(Dataset rows)
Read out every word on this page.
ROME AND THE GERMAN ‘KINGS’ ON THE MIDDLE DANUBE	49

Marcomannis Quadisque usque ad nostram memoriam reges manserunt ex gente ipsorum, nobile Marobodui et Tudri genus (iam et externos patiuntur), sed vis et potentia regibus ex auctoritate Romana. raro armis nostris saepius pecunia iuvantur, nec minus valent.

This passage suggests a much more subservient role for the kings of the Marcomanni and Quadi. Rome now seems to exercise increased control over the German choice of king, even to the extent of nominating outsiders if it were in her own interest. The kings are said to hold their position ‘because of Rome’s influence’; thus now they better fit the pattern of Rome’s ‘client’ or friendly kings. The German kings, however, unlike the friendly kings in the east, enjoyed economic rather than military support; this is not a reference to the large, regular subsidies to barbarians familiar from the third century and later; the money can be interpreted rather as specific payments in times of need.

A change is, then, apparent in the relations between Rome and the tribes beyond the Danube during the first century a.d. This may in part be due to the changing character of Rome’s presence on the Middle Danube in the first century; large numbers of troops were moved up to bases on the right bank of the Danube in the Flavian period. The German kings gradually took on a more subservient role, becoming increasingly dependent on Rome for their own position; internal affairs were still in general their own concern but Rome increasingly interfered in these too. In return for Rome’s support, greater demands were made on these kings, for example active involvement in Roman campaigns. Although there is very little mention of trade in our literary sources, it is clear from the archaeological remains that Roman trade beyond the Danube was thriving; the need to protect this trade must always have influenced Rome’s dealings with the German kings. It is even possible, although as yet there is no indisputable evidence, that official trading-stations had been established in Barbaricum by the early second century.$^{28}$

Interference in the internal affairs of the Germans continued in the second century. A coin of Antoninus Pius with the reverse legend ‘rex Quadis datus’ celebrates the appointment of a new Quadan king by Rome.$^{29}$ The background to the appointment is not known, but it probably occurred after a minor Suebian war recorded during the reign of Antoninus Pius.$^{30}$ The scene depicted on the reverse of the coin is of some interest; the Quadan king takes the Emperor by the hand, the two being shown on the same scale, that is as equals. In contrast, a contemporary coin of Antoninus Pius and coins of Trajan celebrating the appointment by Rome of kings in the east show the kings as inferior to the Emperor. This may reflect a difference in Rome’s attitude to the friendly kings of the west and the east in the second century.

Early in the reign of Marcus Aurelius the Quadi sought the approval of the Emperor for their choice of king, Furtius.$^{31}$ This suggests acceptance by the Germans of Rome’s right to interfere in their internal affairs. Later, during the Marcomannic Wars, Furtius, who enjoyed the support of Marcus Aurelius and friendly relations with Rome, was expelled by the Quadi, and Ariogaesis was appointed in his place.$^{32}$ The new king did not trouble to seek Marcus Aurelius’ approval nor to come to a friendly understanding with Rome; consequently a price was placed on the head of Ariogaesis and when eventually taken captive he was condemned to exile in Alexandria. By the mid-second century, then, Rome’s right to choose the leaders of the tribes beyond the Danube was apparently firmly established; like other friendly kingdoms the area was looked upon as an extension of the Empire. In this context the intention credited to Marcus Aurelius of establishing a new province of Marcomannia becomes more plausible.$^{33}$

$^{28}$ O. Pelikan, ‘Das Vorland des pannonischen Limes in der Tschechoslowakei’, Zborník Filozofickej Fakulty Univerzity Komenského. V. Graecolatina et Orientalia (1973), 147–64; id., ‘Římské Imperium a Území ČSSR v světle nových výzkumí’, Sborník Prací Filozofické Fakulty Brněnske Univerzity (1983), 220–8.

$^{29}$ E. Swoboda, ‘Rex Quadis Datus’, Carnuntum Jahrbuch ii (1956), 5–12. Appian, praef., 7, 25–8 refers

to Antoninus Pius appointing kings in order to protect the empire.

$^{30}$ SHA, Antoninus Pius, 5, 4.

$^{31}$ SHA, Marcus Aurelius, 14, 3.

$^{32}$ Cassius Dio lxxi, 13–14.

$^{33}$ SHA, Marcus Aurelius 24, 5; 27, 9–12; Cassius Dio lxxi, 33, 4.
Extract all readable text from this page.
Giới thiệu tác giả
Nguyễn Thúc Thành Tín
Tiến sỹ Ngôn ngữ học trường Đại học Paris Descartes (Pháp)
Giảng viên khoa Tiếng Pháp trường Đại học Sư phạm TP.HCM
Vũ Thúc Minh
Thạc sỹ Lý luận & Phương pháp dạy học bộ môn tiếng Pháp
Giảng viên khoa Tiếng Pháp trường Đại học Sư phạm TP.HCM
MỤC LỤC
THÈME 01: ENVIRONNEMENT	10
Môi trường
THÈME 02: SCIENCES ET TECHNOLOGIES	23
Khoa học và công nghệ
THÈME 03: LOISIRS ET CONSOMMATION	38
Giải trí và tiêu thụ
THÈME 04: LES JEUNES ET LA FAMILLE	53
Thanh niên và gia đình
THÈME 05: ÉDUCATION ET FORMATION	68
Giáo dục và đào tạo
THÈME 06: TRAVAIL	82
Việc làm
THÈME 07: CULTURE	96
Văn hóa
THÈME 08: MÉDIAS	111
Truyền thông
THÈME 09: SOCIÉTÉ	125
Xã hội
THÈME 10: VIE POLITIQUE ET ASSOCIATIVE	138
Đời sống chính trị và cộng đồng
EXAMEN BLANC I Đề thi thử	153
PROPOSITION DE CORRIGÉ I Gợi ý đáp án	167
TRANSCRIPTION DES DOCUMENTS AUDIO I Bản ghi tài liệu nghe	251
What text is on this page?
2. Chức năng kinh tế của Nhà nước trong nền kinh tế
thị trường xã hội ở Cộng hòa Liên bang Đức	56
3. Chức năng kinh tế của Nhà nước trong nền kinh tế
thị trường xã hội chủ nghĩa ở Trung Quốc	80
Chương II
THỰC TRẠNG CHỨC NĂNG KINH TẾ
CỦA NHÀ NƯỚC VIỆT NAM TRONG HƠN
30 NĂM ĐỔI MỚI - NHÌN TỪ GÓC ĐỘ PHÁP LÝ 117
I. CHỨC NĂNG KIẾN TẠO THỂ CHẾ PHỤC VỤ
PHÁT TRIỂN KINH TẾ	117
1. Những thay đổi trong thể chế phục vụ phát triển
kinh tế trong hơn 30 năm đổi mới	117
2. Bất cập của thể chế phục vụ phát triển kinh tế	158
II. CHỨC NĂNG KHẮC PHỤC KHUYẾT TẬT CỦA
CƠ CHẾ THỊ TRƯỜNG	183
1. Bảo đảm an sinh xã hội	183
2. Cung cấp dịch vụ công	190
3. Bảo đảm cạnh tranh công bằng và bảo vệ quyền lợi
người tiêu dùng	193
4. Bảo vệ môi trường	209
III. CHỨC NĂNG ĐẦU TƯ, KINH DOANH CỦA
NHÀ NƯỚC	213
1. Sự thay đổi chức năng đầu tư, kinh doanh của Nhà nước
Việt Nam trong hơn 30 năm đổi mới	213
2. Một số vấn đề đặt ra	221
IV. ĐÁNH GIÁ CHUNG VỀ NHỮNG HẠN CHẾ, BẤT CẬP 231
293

(Exercise description) Output an exact copy of each record.

(Exercise response)
Read out every word on this page.
ROME AND THE GERMAN ‘KINGS’ ON THE MIDDLE DANUBE	49

Marcomannis Quadisque usque ad nostram memoriam reges manserunt ex gente ipsorum, nobile Marobodui et Tudri genus (iam et externos patiuntur), sed vis et potentia regibus ex auctoritate Romana. raro armis nostris saepius pecunia iuvantur, nec minus valent.

This passage suggests a much more subservient role for the kings of the Marcomanni and Quadi. Rome now seems to exercise increased control over the German choice of king, even to the extent of nominating outsiders if it were in her own interest. The kings are said to hold their position ‘because of Rome’s influence’; thus now they better fit the pattern of Rome’s ‘client’ or friendly kings. The German kings, however, unlike the friendly kings in the east, enjoyed economic rather than military support; this is not a reference to the large, regular subsidies to barbarians familiar from the third century and later; the money can be interpreted rather as specific payments in times of need.

A change is, then, apparent in the relations between Rome and the tribes beyond the Danube during the first century a.d. This may in part be due to the changing character of Rome’s presence on the Middle Danube in the first century; large numbers of troops were moved up to bases on the right bank of the Danube in the Flavian period. The German kings gradually took on a more subservient role, becoming increasingly dependent on Rome for their own position; internal affairs were still in general their own concern but Rome increasingly interfered in these too. In return for Rome’s support, greater demands were made on these kings, for example active involvement in Roman campaigns. Although there is very little mention of trade in our literary sources, it is clear from the archaeological remains that Roman trade beyond the Danube was thriving; the need to protect this trade must always have influenced Rome’s dealings with the German kings. It is even possible, although as yet there is no indisputable evidence, that official trading-stations had been established in Barbaricum by the early second century.$^{28}$

Interference in the internal affairs of the Germans continued in the second century. A coin of Antoninus Pius with the reverse legend ‘rex Quadis datus’ celebrates the appointment of a new Quadan king by Rome.$^{29}$ The background to the appointment is not known, but it probably occurred after a minor Suebian war recorded during the reign of Antoninus Pius.$^{30}$ The scene depicted on the reverse of the coin is of some interest; the Quadan king takes the Emperor by the hand, the two being shown on the same scale, that is as equals. In contrast, a contemporary coin of Antoninus Pius and coins of Trajan celebrating the appointment by Rome of kings in the east show the kings as inferior to the Emperor. This may reflect a difference in Rome’s attitude to the friendly kings of the west and the east in the second century.

Early in the reign of Marcus Aurelius the Quadi sought the approval of the Emperor for their choice of king, Furtius.$^{31}$ This suggests acceptance by the Germans of Rome’s right to interfere in their internal affairs. Later, during the Marcomannic Wars, Furtius, who enjoyed the support of Marcus Aurelius and friendly relations with Rome, was expelled by the Quadi, and Ariogaesis was appointed in his place.$^{32}$ The new king did not trouble to seek Marcus Aurelius’ approval nor to come to a friendly understanding with Rome; consequently a price was placed on the head of Ariogaesis and when eventually taken captive he was condemned to exile in Alexandria. By the mid-second century, then, Rome’s right to choose the leaders of the tribes beyond the Danube was apparently firmly established; like other friendly kingdoms the area was looked upon as an extension of the Empire. In this context the intention credited to Marcus Aurelius of establishing a new province of Marcomannia becomes more plausible.$^{33}$

$^{28}$ O. Pelikan, ‘Das Vorland des pannonischen Limes in der Tschechoslowakei’, Zborník Filozofickej Fakulty Univerzity Komenského. V. Graecolatina et Orientalia (1973), 147–64; id., ‘Římské Imperium a Území ČSSR v světle nových výzkumí’, Sborník Prací Filozofické Fakulty Brněnske Univerzity (1983), 220–8.

$^{29}$ E. Swoboda, ‘Rex Quadis Datus’, Carnuntum Jahrbuch ii (1956), 5–12. Appian, praef., 7, 25–8 refers

to Antoninus Pius appointing kings in order to protect the empire.

$^{30}$ SHA, Antoninus Pius, 5, 4.

$^{31}$ SHA, Marcus Aurelius, 14, 3.

$^{32}$ Cassius Dio lxxi, 13–14.

$^{33}$ SHA, Marcus Aurelius 24, 5; 27, 9–12; Cassius Dio lxxi, 33, 4.
Extract all readable text from this page.
Giới thiệu tác giả
Nguyễn Thúc Thành Tín
Tiến sỹ Ngôn ngữ học trường Đại học Paris Descartes (Pháp)
Giảng viên khoa Tiếng Pháp trường Đại học Sư phạm TP.HCM
Vũ Thúc Minh
Thạc sỹ Lý luận & Phương pháp dạy học bộ môn tiếng Pháp
Giảng viên khoa Tiếng Pháp trường Đại học Sư phạm TP.HCM
MỤC LỤC
THÈME 01: ENVIRONNEMENT	10
Môi trường
THÈME 02: SCIENCES ET TECHNOLOGIES	23
Khoa học và công nghệ
THÈME 03: LOISIRS ET CONSOMMATION	38
Giải trí và tiêu thụ
THÈME 04: LES JEUNES ET LA FAMILLE	53
Thanh niên và gia đình
THÈME 05: ÉDUCATION ET FORMATION	68
Giáo dục và đào tạo
THÈME 06: TRAVAIL	82
Việc làm
THÈME 07: CULTURE	96
Văn hóa
THÈME 08: MÉDIAS	111
Truyền thông
THÈME 09: SOCIÉTÉ	125
Xã hội
THÈME 10: VIE POLITIQUE ET ASSOCIATIVE	138
Đời sống chính trị và cộng đồng
EXAMEN BLANC I Đề thi thử	153
PROPOSITION DE CORRIGÉ I Gợi ý đáp án	167
TRANSCRIPTION DES DOCUMENTS AUDIO I Bản ghi tài liệu nghe	251
What text is on this page?
2. Chức năng kinh tế của Nhà nước trong nền kinh tế
thị trường xã hội ở Cộng hòa Liên bang Đức	56
3. Chức năng kinh tế của Nhà nước trong nền kinh tế
thị trường xã hội chủ nghĩa ở Trung Quốc	80
Chương II
THỰC TRẠNG CHỨC NĂNG KINH TẾ
CỦA NHÀ NƯỚC VIỆT NAM TRONG HƠN
30 NĂM ĐỔI MỚI - NHÌN TỪ GÓC ĐỘ PHÁP LÝ 117
I. CHỨC NĂNG KIẾN TẠO THỂ CHẾ PHỤC VỤ
PHÁT TRIỂN KINH TẾ	117
1. Những thay đổi trong thể chế phục vụ phát triển
kinh tế trong hơn 30 năm đổi mới	117
2. Bất cập của thể chế phục vụ phát triển kinh tế	158
II. CHỨC NĂNG KHẮC PHỤC KHUYẾT TẬT CỦA
CƠ CHẾ THỊ TRƯỜNG	183
1. Bảo đảm an sinh xã hội	183
2. Cung cấp dịch vụ công	190
3. Bảo đảm cạnh tranh công bằng và bảo vệ quyền lợi
người tiêu dùng	193
4. Bảo vệ môi trường	209
III. CHỨC NĂNG ĐẦU TƯ, KINH DOANH CỦA
NHÀ NƯỚC	213
1. Sự thay đổi chức năng đầu tư, kinh doanh của Nhà nước
Việt Nam trong hơn 30 năm đổi mới	213
2. Một số vấn đề đặt ra	221
IV. ĐÁNH GIÁ CHUNG VỀ NHỮNG HẠN CHẾ, BẤT CẬP 231
293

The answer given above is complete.